## Start

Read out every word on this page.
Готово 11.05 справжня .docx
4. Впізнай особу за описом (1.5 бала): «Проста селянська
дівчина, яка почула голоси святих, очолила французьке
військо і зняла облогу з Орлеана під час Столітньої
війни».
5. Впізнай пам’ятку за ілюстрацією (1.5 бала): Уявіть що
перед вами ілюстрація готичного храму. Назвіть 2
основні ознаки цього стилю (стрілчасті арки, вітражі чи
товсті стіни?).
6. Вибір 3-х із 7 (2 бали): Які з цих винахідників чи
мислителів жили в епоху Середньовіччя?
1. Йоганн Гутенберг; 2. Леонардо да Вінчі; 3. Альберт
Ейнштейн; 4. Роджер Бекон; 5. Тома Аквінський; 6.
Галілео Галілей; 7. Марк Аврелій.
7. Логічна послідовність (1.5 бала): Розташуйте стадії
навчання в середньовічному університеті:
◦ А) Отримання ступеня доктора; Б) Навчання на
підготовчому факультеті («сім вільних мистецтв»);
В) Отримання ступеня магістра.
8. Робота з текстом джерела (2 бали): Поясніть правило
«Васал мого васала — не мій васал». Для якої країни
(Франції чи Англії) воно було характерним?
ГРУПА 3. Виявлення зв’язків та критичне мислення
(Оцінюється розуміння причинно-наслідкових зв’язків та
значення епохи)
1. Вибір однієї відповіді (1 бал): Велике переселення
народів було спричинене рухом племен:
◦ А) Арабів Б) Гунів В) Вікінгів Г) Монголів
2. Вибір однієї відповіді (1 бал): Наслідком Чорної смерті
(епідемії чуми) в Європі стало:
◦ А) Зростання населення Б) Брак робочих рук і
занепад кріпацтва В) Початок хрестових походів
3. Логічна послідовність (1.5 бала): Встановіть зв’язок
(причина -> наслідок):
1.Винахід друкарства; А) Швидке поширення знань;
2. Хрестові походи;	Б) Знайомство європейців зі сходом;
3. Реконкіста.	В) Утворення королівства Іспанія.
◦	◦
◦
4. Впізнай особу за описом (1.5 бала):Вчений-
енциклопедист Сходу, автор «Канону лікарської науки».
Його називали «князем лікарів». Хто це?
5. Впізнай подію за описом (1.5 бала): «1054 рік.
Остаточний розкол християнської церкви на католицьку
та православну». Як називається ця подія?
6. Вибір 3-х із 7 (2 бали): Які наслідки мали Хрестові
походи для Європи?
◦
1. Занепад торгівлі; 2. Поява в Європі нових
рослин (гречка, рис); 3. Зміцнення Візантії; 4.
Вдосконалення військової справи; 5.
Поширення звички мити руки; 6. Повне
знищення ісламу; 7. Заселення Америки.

## End

* TASK
Return the entries above exactly as they appear.

* FINISHED TASK
Read out every word on this page.
Готово 11.05 справжня .docx
4. Впізнай особу за описом (1.5 бала): «Проста селянська
дівчина, яка почула голоси святих, очолила французьке
військо і зняла облогу з Орлеана під час Столітньої
війни».
5. Впізнай пам’ятку за ілюстрацією (1.5 бала): Уявіть що
перед вами ілюстрація готичного храму. Назвіть 2
основні ознаки цього стилю (стрілчасті арки, вітражі чи
товсті стіни?).
6. Вибір 3-х із 7 (2 бали): Які з цих винахідників чи
мислителів жили в епоху Середньовіччя?
1. Йоганн Гутенберг; 2. Леонардо да Вінчі; 3. Альберт
Ейнштейн; 4. Роджер Бекон; 5. Тома Аквінський; 6.
Галілео Галілей; 7. Марк Аврелій.
7. Логічна послідовність (1.5 бала): Розташуйте стадії
навчання в середньовічному університеті:
◦ А) Отримання ступеня доктора; Б) Навчання на
підготовчому факультеті («сім вільних мистецтв»);
В) Отримання ступеня магістра.
8. Робота з текстом джерела (2 бали): Поясніть правило
«Васал мого васала — не мій васал». Для якої країни
(Франції чи Англії) воно було характерним?
ГРУПА 3. Виявлення зв’язків та критичне мислення
(Оцінюється розуміння причинно-наслідкових зв’язків та
значення епохи)
1. Вибір однієї відповіді (1 бал): Велике переселення
народів було спричинене рухом племен:
◦ А) Арабів Б) Гунів В) Вікінгів Г) Монголів
2. Вибір однієї відповіді (1 бал): Наслідком Чорної смерті
(епідемії чуми) в Європі стало:
◦ А) Зростання населення Б) Брак робочих рук і
занепад кріпацтва В) Початок хрестових походів
3. Логічна послідовність (1.5 бала): Встановіть зв’язок
(причина -> наслідок):
1.Винахід друкарства; А) Швидке поширення знань;
2. Хрестові походи;	Б) Знайомство європейців зі сходом;
3. Реконкіста.	В) Утворення королівства Іспанія.
◦	◦
◦
4. Впізнай особу за описом (1.5 бала):Вчений-
енциклопедист Сходу, автор «Канону лікарської науки».
Його називали «князем лікарів». Хто це?
5. Впізнай подію за описом (1.5 бала): «1054 рік.
Остаточний розкол християнської церкви на католицьку
та православну». Як називається ця подія?
6. Вибір 3-х із 7 (2 бали): Які наслідки мали Хрестові
походи для Європи?
◦
1. Занепад торгівлі; 2. Поява в Європі нових
рослин (гречка, рис); 3. Зміцнення Візантії; 4.
Вдосконалення військової справи; 5.
Поширення звички мити руки; 6. Повне
знищення ісламу; 7. Заселення Америки.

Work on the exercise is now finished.